Data entries:
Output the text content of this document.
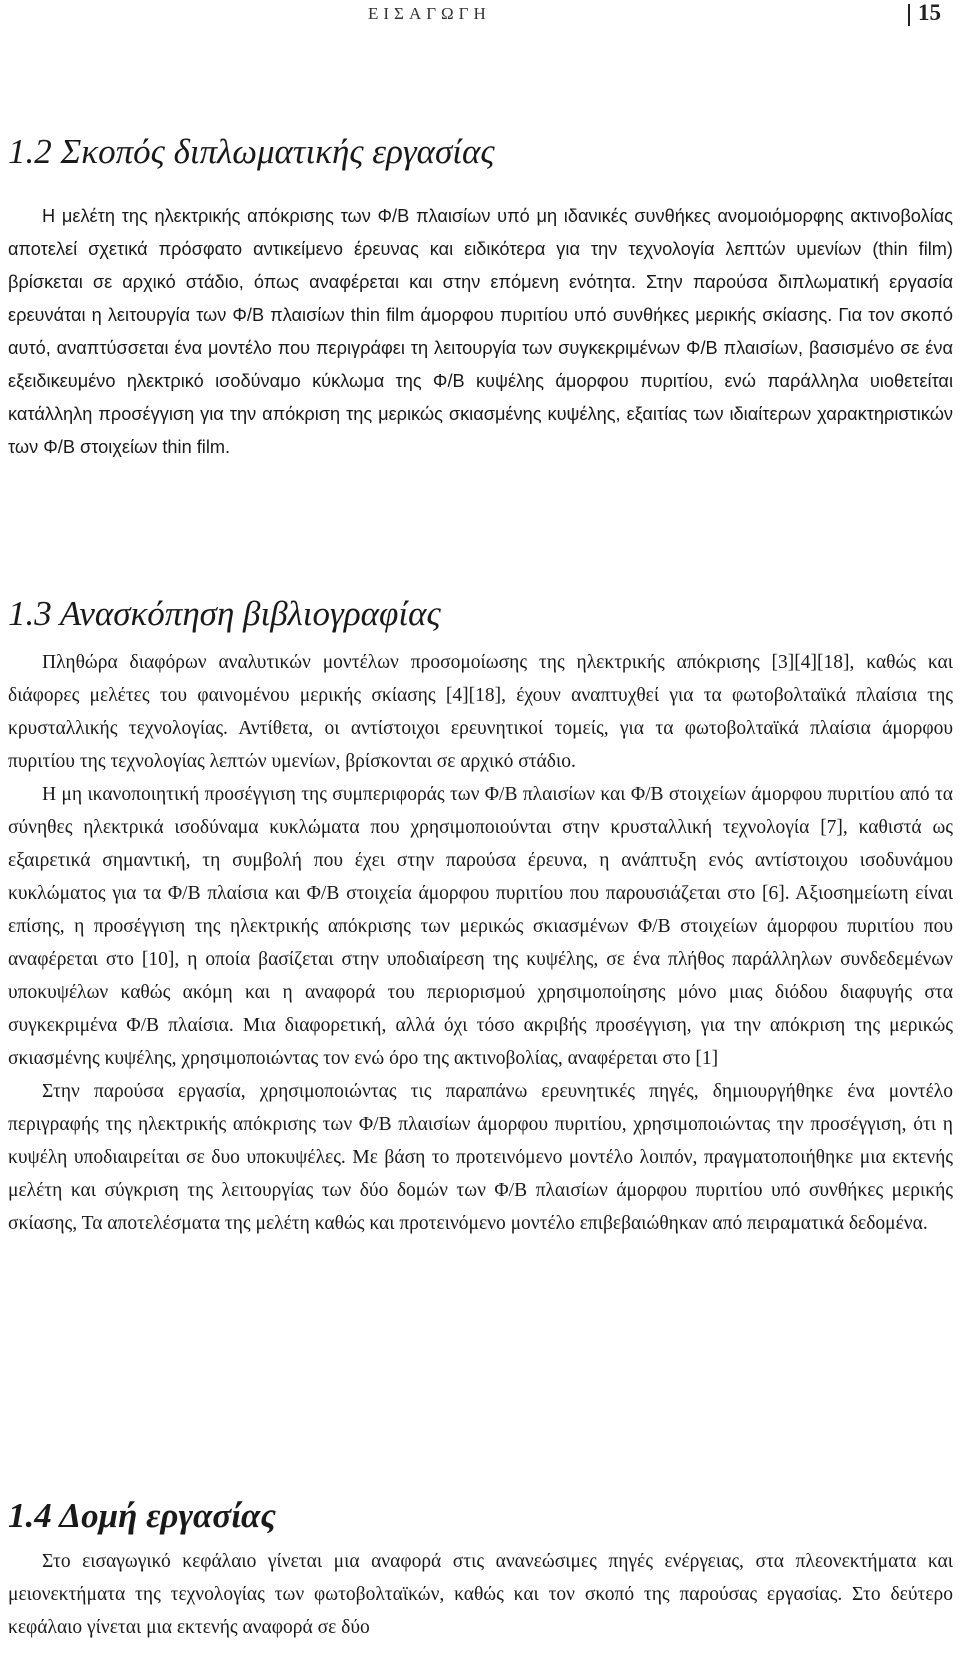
ΕΙΣΑΓΩΓΗ	15
1.2 Σκοπός διπλωματικής εργασίας

Η μελέτη της ηλεκτρικής απόκρισης των Φ/Β πλαισίων υπό μη ιδανικές συνθήκες ανομοιόμορφης ακτινοβολίας αποτελεί σχετικά πρόσφατο αντικείμενο έρευνας και ειδικότερα για την τεχνολογία λεπτών υμενίων (thin film) βρίσκεται σε αρχικό στάδιο, όπως αναφέρεται και στην επόμενη ενότητα. Στην παρούσα διπλωματική εργασία ερευνάται η λειτουργία των Φ/Β πλαισίων thin film άμορφου πυριτίου υπό συνθήκες μερικής σκίασης. Για τον σκοπό αυτό, αναπτύσσεται ένα μοντέλο που περιγράφει τη λειτουργία των συγκεκριμένων Φ/Β πλαισίων, βασισμένο σε ένα εξειδικευμένο ηλεκτρικό ισοδύναμο κύκλωμα της Φ/Β κυψέλης άμορφου πυριτίου, ενώ παράλληλα υιοθετείται κατάλληλη προσέγγιση για την απόκριση της μερικώς σκιασμένης κυψέλης, εξαιτίας των ιδιαίτερων χαρακτηριστικών των Φ/Β στοιχείων thin film.

1.3 Ανασκόπηση βιβλιογραφίας

Πληθώρα διαφόρων αναλυτικών μοντέλων προσομοίωσης της ηλεκτρικής απόκρισης [3][4][18], καθώς και διάφορες μελέτες του φαινομένου μερικής σκίασης [4][18], έχουν αναπτυχθεί για τα φωτοβολταϊκά πλαίσια της κρυσταλλικής τεχνολογίας. Αντίθετα, οι αντίστοιχοι ερευνητικοί τομείς, για τα φωτοβολταϊκά πλαίσια άμορφου πυριτίου της τεχνολογίας λεπτών υμενίων, βρίσκονται σε αρχικό στάδιο.

Η μη ικανοποιητική προσέγγιση της συμπεριφοράς των Φ/Β πλαισίων και Φ/Β στοιχείων άμορφου πυριτίου από τα σύνηθες ηλεκτρικά ισοδύναμα κυκλώματα που χρησιμοποιούνται στην κρυσταλλική τεχνολογία [7], καθιστά ως εξαιρετικά σημαντική, τη συμβολή που έχει στην παρούσα έρευνα, η ανάπτυξη ενός αντίστοιχου ισοδυνάμου κυκλώματος για τα Φ/Β πλαίσια και Φ/Β στοιχεία άμορφου πυριτίου που παρουσιάζεται στο [6]. Αξιοσημείωτη είναι επίσης, η προσέγγιση της ηλεκτρικής απόκρισης των μερικώς σκιασμένων Φ/Β στοιχείων άμορφου πυριτίου που αναφέρεται στο [10], η οποία βασίζεται στην υποδιαίρεση της κυψέλης, σε ένα πλήθος παράλληλων συνδεδεμένων υποκυψέλων καθώς ακόμη και η αναφορά του περιορισμού χρησιμοποίησης μόνο μιας διόδου διαφυγής στα συγκεκριμένα Φ/Β πλαίσια. Μια διαφορετική, αλλά όχι τόσο ακριβής προσέγγιση, για την απόκριση της μερικώς σκιασμένης κυψέλης, χρησιμοποιώντας τον ενώ όρο της ακτινοβολίας, αναφέρεται στο [1]

Στην παρούσα εργασία, χρησιμοποιώντας τις παραπάνω ερευνητικές πηγές, δημιουργήθηκε ένα μοντέλο περιγραφής της ηλεκτρικής απόκρισης των Φ/Β πλαισίων άμορφου πυριτίου, χρησιμοποιώντας την προσέγγιση, ότι η κυψέλη υποδιαιρείται σε δυο υποκυψέλες. Με βάση το προτεινόμενο μοντέλο λοιπόν, πραγματοποιήθηκε μια εκτενής μελέτη και σύγκριση της λειτουργίας των δύο δομών των Φ/Β πλαισίων άμορφου πυριτίου υπό συνθήκες μερικής σκίασης, Τα αποτελέσματα της μελέτη καθώς και προτεινόμενο μοντέλο επιβεβαιώθηκαν από πειραματικά δεδομένα.

1.4 Δομή εργασίας

Στο εισαγωγικό κεφάλαιο γίνεται μια αναφορά στις ανανεώσιμες πηγές ενέργειας, στα πλεονεκτήματα και μειονεκτήματα της τεχνολογίας των φωτοβολταϊκών, καθώς και τον σκοπό της παρούσας εργασίας. Στο δεύτερο κεφάλαιο γίνεται μια εκτενής αναφορά σε δύο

## WHAT THE TASK REQUIRES
Filter lines by "εργασίας" and return each hit.

## TASK SOLUTION
1.2 Σκοπός διπλωματικής εργασίας
1.4 Δομή εργασίας
Στο εισαγωγικό κεφάλαιο γίνεται μια αναφορά στις ανανεώσιμες πηγές ενέργειας, στα πλεονεκτήματα και μειονεκτήματα της τεχνολογίας των φωτοβολταϊκών, καθώς και τον σκοπό της παρούσας εργασίας. Στο δεύτερο κεφάλαιο γίνεται μια εκτενής αναφορά σε δύο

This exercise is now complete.